● **Problem requirements**: Find the lines in the records that carry the word "JSON". Copy each one.

[Records excerpted from a collection]
• • • •
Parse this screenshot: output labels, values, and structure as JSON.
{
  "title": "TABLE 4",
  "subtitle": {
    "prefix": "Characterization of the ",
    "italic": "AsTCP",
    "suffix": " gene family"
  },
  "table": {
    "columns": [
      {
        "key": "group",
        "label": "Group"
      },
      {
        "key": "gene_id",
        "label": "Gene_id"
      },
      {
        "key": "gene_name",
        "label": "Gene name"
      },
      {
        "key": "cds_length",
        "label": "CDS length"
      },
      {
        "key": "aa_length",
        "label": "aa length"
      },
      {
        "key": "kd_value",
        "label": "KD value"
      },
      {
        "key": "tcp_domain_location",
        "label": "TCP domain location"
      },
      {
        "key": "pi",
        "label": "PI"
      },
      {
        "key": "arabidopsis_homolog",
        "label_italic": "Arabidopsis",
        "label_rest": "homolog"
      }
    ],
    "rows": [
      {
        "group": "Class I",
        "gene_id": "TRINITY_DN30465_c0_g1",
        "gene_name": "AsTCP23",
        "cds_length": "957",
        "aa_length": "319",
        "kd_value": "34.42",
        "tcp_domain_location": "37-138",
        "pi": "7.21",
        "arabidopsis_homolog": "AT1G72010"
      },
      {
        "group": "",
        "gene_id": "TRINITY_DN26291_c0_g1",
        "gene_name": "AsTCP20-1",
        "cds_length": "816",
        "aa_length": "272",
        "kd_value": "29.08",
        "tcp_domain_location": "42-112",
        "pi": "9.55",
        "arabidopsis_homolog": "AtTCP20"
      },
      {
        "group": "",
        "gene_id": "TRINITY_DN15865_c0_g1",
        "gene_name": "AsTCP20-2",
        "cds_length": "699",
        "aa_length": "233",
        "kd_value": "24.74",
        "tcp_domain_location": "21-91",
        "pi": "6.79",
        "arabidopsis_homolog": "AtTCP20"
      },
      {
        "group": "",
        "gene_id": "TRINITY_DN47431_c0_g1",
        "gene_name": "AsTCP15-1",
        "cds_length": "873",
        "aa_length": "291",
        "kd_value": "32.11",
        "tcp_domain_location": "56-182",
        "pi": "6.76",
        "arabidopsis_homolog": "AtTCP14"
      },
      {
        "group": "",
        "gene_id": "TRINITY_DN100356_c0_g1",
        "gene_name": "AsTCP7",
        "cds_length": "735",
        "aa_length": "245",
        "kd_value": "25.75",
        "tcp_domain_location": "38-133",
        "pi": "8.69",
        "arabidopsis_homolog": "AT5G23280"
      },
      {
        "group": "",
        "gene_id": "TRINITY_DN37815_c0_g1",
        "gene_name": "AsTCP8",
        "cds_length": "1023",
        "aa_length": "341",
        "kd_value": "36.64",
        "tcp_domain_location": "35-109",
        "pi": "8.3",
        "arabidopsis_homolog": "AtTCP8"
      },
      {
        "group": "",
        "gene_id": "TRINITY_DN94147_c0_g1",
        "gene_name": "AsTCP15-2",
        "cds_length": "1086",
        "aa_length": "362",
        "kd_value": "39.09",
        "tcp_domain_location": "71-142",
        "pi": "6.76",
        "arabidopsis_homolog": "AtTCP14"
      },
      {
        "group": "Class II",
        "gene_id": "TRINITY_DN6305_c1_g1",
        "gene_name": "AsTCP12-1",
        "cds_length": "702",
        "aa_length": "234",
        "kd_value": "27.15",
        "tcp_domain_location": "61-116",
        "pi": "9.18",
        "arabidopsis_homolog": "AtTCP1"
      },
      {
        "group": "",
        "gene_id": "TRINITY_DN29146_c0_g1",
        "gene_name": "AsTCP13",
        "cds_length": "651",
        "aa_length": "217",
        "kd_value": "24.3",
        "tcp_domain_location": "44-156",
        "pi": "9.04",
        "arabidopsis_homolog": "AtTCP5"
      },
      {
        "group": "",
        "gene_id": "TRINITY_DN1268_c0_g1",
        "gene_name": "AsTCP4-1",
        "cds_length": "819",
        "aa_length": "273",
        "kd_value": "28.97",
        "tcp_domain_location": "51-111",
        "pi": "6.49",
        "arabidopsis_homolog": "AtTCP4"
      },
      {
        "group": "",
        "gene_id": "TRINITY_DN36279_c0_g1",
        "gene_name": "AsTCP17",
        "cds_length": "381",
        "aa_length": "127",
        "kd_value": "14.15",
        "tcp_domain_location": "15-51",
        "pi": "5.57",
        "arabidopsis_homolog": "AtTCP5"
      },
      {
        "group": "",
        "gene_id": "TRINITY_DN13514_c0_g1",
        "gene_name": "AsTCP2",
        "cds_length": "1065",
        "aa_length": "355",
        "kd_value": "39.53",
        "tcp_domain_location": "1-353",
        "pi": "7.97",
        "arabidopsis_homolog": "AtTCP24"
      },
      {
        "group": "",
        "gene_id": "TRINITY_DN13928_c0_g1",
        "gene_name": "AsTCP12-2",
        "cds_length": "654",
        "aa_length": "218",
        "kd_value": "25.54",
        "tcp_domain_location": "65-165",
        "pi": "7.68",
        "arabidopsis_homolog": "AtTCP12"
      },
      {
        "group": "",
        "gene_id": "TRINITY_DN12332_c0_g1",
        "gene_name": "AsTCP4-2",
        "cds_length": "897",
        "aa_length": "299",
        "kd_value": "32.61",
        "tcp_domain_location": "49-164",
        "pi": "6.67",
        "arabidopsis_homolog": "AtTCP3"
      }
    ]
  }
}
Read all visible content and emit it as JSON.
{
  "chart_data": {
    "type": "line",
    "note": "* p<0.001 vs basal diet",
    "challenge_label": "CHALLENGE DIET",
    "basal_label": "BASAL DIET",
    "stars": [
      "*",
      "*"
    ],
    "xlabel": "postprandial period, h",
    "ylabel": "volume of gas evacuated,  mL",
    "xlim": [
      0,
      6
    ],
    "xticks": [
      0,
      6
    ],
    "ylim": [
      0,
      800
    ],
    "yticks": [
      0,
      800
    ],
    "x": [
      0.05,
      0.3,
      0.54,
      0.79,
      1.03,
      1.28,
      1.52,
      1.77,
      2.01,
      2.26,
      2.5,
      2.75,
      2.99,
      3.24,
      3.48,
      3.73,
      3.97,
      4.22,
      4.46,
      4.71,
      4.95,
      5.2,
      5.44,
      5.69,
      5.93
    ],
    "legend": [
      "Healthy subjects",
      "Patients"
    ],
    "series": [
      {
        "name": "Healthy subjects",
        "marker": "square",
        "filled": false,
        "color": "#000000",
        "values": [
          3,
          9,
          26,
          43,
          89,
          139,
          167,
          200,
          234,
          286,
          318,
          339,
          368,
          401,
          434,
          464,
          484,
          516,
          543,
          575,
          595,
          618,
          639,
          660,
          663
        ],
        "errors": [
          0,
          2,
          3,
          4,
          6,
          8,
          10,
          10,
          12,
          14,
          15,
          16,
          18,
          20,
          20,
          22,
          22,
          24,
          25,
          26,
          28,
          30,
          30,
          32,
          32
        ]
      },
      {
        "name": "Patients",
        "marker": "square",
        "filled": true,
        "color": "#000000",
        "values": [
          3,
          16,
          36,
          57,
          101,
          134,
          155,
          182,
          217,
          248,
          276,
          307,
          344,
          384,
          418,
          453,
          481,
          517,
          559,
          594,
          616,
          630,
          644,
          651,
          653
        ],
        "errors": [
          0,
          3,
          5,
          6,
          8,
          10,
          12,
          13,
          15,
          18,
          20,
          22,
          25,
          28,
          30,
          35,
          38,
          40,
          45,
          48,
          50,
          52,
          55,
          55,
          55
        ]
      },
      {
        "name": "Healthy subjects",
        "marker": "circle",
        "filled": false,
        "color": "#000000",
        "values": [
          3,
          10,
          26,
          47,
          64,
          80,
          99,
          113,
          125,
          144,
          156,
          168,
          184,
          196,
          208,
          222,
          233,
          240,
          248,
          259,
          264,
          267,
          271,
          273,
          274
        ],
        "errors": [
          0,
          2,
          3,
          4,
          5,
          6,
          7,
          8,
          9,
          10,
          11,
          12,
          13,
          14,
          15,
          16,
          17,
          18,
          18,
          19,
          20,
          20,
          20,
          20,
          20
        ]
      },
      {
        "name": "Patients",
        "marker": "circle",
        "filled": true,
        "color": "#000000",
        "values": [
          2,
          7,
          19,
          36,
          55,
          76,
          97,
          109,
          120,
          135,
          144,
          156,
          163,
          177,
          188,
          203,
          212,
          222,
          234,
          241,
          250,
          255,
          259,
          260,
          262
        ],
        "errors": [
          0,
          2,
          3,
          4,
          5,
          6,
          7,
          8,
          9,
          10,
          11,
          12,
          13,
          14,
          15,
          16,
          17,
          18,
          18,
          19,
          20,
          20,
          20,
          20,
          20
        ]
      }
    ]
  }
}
• • • •
● **Response area**:
Parse this screenshot: output labels, values, and structure as JSON.
Read all visible content and emit it as JSON.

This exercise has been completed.